▸ **Record extracts**
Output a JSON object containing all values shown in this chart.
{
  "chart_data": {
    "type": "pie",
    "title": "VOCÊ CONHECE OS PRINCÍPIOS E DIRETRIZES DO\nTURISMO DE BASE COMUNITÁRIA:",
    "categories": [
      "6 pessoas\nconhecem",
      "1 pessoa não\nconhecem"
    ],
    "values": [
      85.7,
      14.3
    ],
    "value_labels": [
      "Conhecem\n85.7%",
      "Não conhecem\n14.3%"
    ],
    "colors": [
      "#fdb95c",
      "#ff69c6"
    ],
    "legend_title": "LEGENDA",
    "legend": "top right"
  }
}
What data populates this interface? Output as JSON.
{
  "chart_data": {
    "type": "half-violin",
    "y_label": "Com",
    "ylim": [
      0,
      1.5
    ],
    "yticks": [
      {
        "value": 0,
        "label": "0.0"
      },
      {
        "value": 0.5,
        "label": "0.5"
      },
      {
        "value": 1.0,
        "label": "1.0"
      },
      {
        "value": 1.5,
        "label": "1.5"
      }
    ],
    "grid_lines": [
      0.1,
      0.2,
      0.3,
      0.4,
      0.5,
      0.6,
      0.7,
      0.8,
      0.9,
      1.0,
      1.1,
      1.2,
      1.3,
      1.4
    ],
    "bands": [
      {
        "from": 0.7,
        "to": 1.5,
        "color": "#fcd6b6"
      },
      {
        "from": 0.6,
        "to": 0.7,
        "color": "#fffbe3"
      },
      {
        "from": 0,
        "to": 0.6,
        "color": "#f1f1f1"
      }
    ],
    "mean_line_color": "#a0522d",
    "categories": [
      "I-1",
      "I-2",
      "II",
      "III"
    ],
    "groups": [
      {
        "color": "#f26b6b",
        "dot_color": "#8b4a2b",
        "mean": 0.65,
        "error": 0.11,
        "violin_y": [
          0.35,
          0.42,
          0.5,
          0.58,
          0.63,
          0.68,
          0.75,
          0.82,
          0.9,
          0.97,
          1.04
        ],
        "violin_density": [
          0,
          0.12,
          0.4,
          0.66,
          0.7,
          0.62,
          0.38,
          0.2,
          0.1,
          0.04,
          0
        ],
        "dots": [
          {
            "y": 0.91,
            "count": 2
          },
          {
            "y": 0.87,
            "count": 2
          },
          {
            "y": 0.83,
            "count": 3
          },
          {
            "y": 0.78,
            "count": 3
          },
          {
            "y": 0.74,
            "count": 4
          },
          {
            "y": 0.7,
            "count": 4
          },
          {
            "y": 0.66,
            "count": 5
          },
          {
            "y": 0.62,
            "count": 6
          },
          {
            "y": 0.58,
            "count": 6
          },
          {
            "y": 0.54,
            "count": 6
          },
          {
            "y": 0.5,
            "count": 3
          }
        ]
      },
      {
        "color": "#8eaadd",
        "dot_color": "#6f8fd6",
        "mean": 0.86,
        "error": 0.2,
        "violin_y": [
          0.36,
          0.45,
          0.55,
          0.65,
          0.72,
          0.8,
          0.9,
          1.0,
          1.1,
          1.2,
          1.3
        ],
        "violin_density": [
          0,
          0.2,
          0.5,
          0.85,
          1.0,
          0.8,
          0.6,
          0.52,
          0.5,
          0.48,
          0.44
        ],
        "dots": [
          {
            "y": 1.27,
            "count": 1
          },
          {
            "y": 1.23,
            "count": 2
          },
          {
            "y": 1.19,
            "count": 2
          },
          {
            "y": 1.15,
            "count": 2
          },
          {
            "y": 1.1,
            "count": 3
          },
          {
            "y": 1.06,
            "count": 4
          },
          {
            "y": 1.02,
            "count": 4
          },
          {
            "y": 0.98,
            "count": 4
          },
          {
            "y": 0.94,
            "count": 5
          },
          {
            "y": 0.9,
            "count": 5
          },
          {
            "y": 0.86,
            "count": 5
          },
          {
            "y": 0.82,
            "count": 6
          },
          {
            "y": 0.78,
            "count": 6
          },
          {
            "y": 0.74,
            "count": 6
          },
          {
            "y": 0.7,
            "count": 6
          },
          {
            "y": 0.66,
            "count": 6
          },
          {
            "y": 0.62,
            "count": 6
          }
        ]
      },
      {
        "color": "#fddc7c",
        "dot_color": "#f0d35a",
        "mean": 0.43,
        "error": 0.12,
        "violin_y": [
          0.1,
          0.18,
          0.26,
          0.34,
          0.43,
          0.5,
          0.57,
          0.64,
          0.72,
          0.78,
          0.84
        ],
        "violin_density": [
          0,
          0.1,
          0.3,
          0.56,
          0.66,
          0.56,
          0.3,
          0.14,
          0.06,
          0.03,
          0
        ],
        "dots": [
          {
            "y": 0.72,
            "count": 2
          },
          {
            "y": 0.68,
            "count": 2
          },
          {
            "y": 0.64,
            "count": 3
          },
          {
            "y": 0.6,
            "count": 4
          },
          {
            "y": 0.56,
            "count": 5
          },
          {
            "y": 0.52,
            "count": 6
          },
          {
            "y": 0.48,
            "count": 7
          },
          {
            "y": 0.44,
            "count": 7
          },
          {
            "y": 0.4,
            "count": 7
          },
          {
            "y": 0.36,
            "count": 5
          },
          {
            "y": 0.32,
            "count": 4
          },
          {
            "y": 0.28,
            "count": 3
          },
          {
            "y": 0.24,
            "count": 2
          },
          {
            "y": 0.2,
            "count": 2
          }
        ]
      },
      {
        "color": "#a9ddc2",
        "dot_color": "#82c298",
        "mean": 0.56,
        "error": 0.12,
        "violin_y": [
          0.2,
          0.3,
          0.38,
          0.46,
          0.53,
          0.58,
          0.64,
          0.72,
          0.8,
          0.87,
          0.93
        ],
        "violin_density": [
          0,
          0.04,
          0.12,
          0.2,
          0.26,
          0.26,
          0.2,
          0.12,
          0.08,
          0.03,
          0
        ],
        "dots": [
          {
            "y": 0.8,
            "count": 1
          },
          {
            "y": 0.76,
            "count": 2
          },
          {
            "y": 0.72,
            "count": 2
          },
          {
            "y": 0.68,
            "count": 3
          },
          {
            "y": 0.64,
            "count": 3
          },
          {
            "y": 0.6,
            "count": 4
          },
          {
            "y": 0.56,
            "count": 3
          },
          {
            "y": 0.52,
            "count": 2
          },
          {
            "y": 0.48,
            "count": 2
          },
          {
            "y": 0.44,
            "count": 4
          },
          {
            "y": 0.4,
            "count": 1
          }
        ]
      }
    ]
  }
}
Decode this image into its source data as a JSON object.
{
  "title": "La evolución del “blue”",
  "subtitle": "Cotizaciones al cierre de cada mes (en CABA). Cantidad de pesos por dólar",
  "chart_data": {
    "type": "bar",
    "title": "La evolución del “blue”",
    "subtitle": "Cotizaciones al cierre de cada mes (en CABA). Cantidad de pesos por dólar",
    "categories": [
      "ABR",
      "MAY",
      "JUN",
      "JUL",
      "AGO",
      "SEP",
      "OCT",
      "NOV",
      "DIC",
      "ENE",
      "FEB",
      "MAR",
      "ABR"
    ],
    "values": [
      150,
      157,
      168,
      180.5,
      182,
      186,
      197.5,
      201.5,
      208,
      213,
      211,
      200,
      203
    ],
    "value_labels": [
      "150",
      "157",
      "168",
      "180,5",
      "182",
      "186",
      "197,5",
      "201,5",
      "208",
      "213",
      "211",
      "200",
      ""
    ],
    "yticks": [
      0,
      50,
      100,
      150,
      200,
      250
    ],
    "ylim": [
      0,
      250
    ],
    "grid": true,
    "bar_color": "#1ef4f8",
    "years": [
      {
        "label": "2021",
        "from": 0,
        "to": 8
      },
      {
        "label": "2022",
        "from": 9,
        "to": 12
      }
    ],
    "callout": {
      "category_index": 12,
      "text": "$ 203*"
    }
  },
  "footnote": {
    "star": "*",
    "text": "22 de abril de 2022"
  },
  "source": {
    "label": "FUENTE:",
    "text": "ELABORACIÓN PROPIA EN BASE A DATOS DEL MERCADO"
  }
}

▸ **Problem requirements**
Using the listing above, locate the lines that hold "this" and copy each one.

▸ **Task answer**
Output a JSON object containing all values shown in this chart.
What data populates this interface? Output as JSON.
Decode this image into its source data as a JSON object.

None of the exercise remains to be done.